▶ _Directions_:
Copy each line of the records that contains the word "Rijnders".

Saved entries
'''
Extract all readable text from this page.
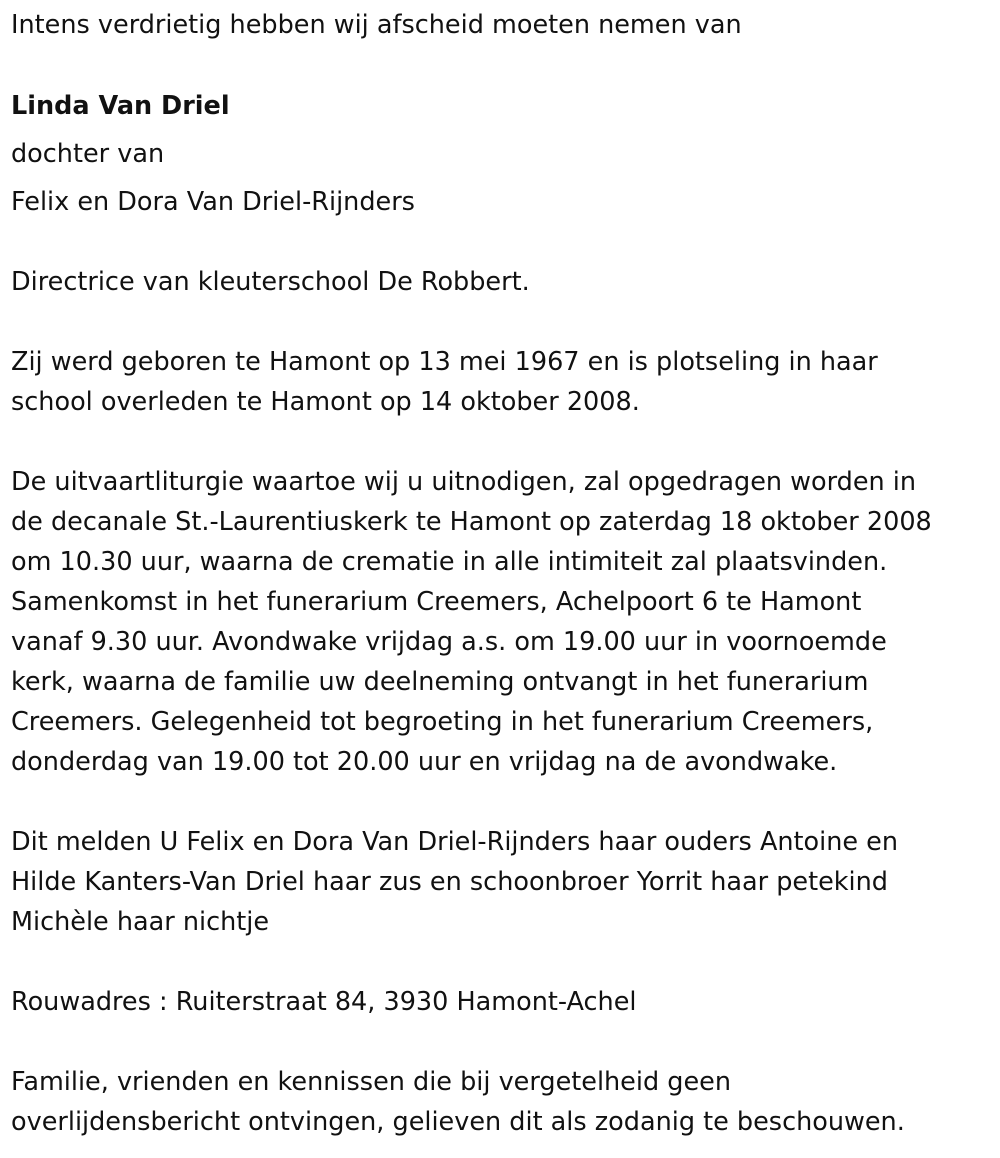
Intens verdrietig hebben wij afscheid moeten nemen van

Linda Van Driel

dochter van

Felix en Dora Van Driel-Rijnders

Directrice van kleuterschool De Robbert.

Zij werd geboren te Hamont op 13 mei 1967 en is plotseling in haar

school overleden te Hamont op 14 oktober 2008.

De uitvaartliturgie waartoe wij u uitnodigen, zal opgedragen worden in

de decanale St.-Laurentiuskerk te Hamont op zaterdag 18 oktober 2008

om 10.30 uur, waarna de crematie in alle intimiteit zal plaatsvinden.

Samenkomst in het funerarium Creemers, Achelpoort 6 te Hamont

vanaf 9.30 uur. Avondwake vrijdag a.s. om 19.00 uur in voornoemde

kerk, waarna de familie uw deelneming ontvangt in het funerarium

Creemers. Gelegenheid tot begroeting in het funerarium Creemers,

donderdag van 19.00 tot 20.00 uur en vrijdag na de avondwake.

Dit melden U Felix en Dora Van Driel-Rijnders haar ouders Antoine en

Hilde Kanters-Van Driel haar zus en schoonbroer Yorrit haar petekind

Michèle haar nichtje

Rouwadres : Ruiterstraat 84, 3930 Hamont-Achel

Familie, vrienden en kennissen die bij vergetelheid geen

overlijdensbericht ontvingen, gelieven dit als zodanig te beschouwen.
'''
▶ _The result_:
Felix en Dora Van Driel-Rijnders
Dit melden U Felix en Dora Van Driel-Rijnders haar ouders Antoine en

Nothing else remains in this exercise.